▶ [TEXTO FORNECIDO]:
++++++

O Brasil busca permanentemente, principalmente após o evento deletério do racionamento, equacionar o suprimento de energia necessária ao consumo atual e ao crescimento previsto de maneira sustentável. São necessários cerca de 4.000 MW novos de geração elétrica ao ano para um crescimento previsto de 4% do PIB, o que significa adicionar uma Itaipu ao sistema brasileiro a cada três anos. O atendimento dessa necessidade está permeado pela discussão sobre qual fonte utilizar. Vale ressaltar que não existe opção que não tenha nenhum efeito sobre o meio ambiente. Há grande preocupação internacional sobre o aquecimento global. Os países têm procurado incrementar a produção de energia por fontes renováveis tentando substituir, na medida do possível, a produção de energia por fontes emissoras de gás de efeito estufa. O nosso potencial hidroelétrico é, sem dúvida, uma vantagem comparativa neste aspecto. Entretanto, como mencionado, não há fonte que não tenha interferência ambiental.

++++++

▶ [EXCERTOS DOS ITENS]:
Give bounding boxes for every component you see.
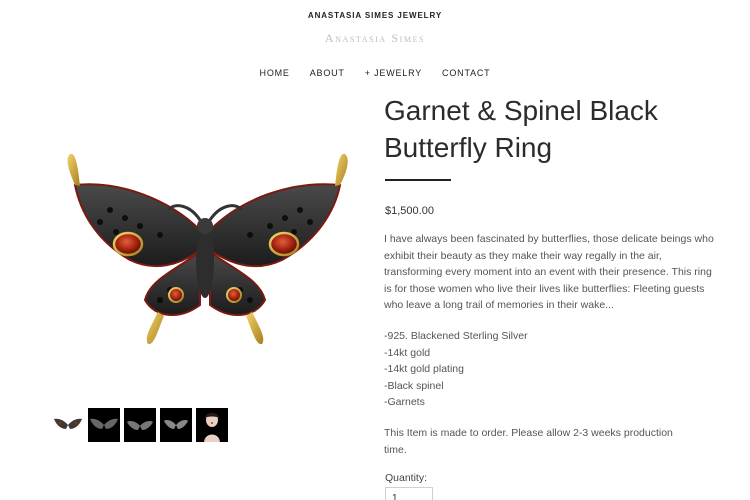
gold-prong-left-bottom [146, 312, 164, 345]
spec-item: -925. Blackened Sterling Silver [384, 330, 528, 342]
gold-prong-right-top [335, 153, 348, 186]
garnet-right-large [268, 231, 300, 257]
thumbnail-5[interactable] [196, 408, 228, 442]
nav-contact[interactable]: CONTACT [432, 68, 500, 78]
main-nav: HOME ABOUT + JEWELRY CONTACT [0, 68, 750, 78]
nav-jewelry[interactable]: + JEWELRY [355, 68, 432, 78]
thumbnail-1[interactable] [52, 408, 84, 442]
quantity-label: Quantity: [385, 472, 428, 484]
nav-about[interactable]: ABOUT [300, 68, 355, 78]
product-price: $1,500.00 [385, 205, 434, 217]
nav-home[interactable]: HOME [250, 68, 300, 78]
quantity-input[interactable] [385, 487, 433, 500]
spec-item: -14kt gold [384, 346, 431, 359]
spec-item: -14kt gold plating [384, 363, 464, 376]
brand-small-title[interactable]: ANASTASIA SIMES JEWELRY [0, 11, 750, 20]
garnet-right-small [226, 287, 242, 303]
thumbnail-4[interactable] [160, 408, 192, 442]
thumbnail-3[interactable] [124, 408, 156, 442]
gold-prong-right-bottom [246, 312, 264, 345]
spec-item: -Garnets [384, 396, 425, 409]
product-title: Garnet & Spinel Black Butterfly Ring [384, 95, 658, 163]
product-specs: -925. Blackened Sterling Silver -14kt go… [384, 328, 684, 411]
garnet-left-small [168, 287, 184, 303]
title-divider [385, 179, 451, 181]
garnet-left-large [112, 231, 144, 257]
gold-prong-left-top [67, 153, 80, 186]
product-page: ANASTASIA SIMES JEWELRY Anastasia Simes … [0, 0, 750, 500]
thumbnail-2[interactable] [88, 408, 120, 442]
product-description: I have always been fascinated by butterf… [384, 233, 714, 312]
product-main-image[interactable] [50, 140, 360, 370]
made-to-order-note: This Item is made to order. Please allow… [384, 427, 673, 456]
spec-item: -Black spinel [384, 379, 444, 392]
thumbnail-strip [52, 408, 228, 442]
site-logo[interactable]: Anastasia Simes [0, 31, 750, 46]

++++++

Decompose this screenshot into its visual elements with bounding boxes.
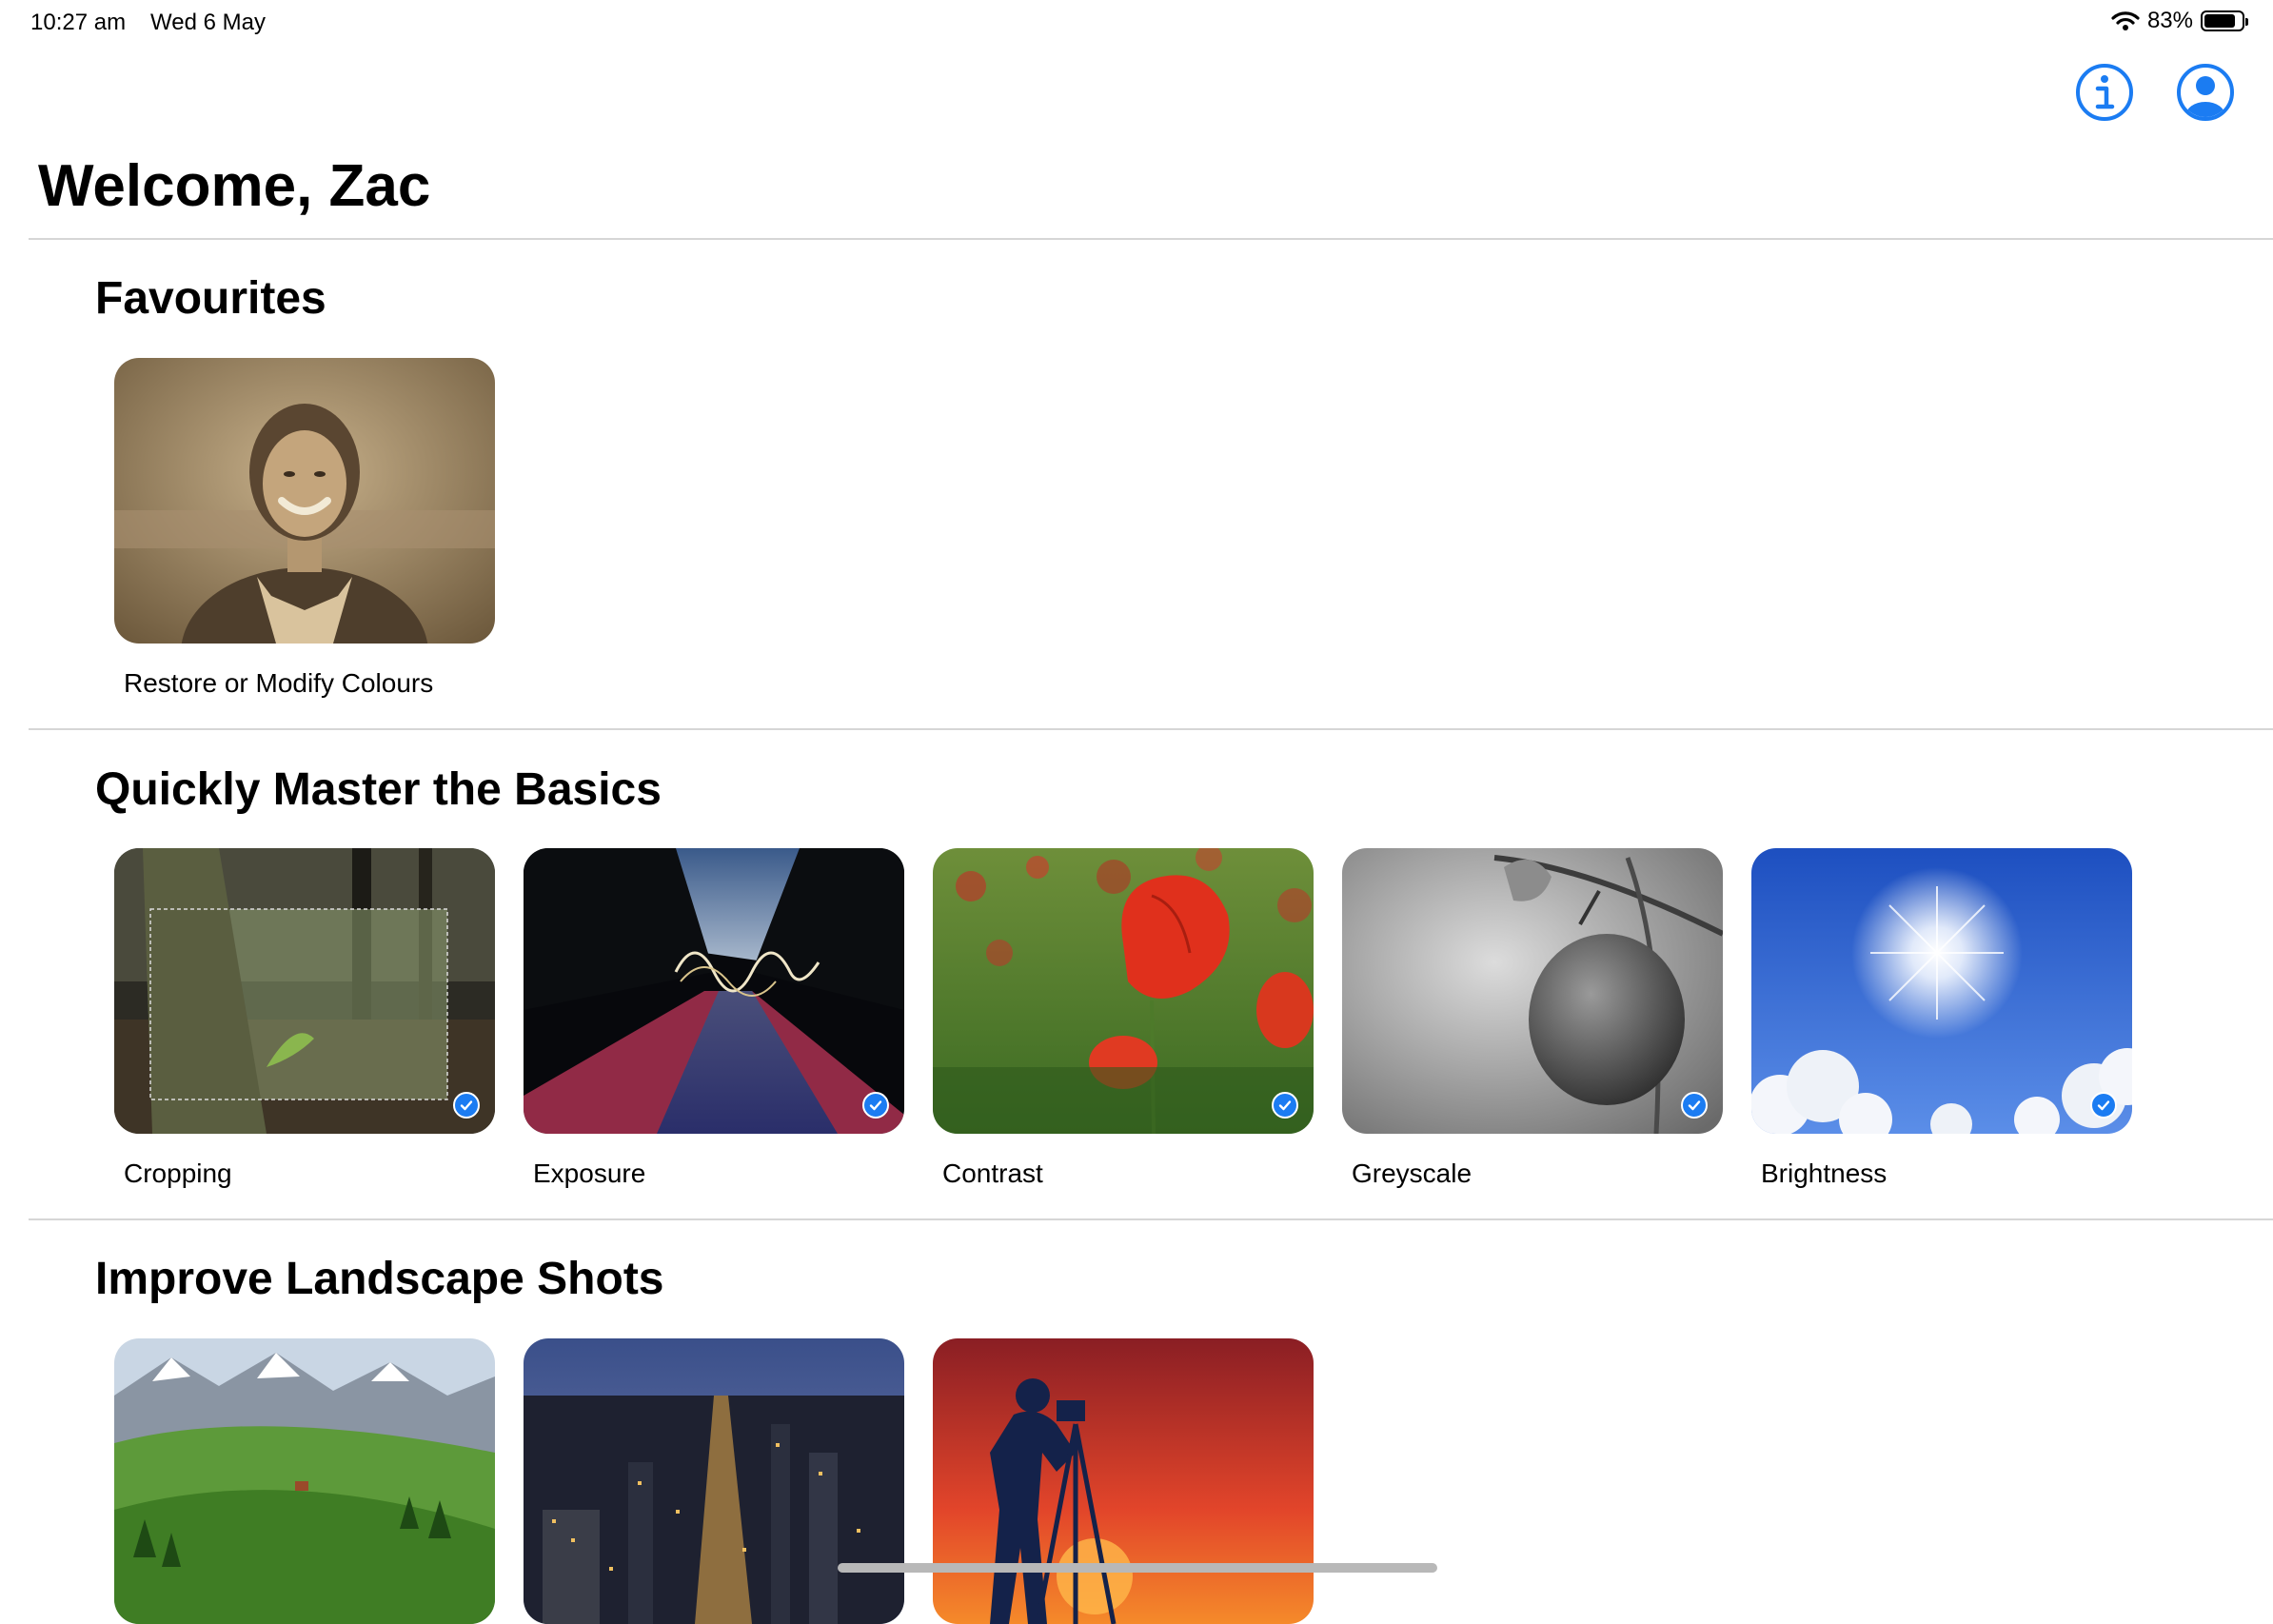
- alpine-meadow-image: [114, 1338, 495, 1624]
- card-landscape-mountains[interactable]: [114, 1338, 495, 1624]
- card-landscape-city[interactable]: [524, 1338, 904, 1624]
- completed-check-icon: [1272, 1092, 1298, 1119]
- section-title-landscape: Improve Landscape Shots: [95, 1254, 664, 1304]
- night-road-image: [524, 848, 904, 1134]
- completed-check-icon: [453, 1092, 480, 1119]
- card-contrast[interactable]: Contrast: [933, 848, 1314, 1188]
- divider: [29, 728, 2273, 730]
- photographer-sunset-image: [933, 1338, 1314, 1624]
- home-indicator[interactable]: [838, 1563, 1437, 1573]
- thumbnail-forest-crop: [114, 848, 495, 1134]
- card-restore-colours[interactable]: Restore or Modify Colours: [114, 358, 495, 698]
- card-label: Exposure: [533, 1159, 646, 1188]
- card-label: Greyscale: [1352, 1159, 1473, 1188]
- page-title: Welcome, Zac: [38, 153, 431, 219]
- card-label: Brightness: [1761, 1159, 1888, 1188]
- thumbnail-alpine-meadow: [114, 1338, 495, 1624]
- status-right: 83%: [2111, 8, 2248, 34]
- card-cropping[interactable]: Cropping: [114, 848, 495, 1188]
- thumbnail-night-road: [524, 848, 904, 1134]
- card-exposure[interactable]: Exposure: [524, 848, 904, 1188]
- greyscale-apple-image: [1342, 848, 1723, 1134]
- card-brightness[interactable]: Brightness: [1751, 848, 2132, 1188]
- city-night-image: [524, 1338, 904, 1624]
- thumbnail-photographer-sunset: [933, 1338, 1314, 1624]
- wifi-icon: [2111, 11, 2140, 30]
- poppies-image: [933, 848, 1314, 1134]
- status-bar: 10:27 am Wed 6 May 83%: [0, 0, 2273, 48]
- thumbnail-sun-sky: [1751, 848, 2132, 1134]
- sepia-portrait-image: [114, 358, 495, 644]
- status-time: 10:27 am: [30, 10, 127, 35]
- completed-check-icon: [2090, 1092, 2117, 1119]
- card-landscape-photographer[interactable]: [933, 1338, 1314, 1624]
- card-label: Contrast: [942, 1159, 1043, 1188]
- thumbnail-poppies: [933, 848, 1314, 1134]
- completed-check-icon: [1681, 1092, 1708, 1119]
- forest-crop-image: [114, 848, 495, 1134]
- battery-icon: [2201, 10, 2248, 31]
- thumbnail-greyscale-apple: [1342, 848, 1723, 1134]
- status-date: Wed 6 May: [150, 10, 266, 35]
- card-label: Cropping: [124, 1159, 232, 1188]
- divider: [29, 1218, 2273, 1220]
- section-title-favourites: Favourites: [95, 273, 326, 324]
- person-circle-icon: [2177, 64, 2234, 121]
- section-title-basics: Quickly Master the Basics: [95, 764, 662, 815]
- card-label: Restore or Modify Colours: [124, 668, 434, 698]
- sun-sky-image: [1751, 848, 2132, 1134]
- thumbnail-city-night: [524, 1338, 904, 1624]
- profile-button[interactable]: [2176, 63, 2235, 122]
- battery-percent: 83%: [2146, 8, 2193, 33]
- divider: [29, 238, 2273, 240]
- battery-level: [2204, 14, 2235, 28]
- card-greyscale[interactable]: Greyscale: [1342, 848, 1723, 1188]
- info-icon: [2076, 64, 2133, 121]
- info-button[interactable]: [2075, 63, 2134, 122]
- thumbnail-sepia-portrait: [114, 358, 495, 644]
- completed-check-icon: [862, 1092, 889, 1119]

++++++

▶ [INSTRUÇÃO PROPOSTA A]:
Segundo o texto sobre o suprimento de energia no Brasil, quanta geração elétrica nova é necessária por ano para um crescimento previsto de 4% do PIB?
▶ [INSTRUÇÃO PROPOSTA B]:
Prossiga com o texto sobre o suprimento de energia elétrica no Brasil a partir de sua última frase.

▶ [RESPOSTA CORRETA A]:
Cerca de 4.000 MW novos de geração elétrica ao ano.

▶ [RESPOSTA CORRETA B]:
Dentre os principais impactos das usinas hidrelétricas, destacam-se as áreas inundadas pelos reservatórios, e suas conseqüências sobre o meio físico-biótico e sobre as populações atingidas. As preocupações com essas questões são agravadas pelo fato de a maior parte do potencial hidrelétrico remanescente estar localizado em áreas de condições socioambientais delicadas, por suas interferências sobre territórios indígenas, sobretudo na Amazônia, nas áreas de preservação e nos recursos florestais, ou em áreas bastante influenciadas por ocupações antrópicas.

A “esterilização” dos potenciais hidrelétricos decorrentes da sobreposição com sítios de áreas prioritárias para conservação reduz a vantagem comparativa das usinas hidrelétricas frente às outras fontes de geração do próprio ponto de vista ambiental e econômico. Tal fato torna-se mais um entrave à competitividade da cadeia produtiva nacional e ao desenvolvimento sustentado, engessando investimentos, gerando efeitos inflacionários, drenando a renda que reduz o poder aquisitivo dos agentes econômicos, em especial das populações mais necessitadas, pois promove a instalação de novas usinas mais poluidoras e caras, responsáveis pelo aquecimento global e chuvas ácidas que agridem os aqüíferos subterrâneos.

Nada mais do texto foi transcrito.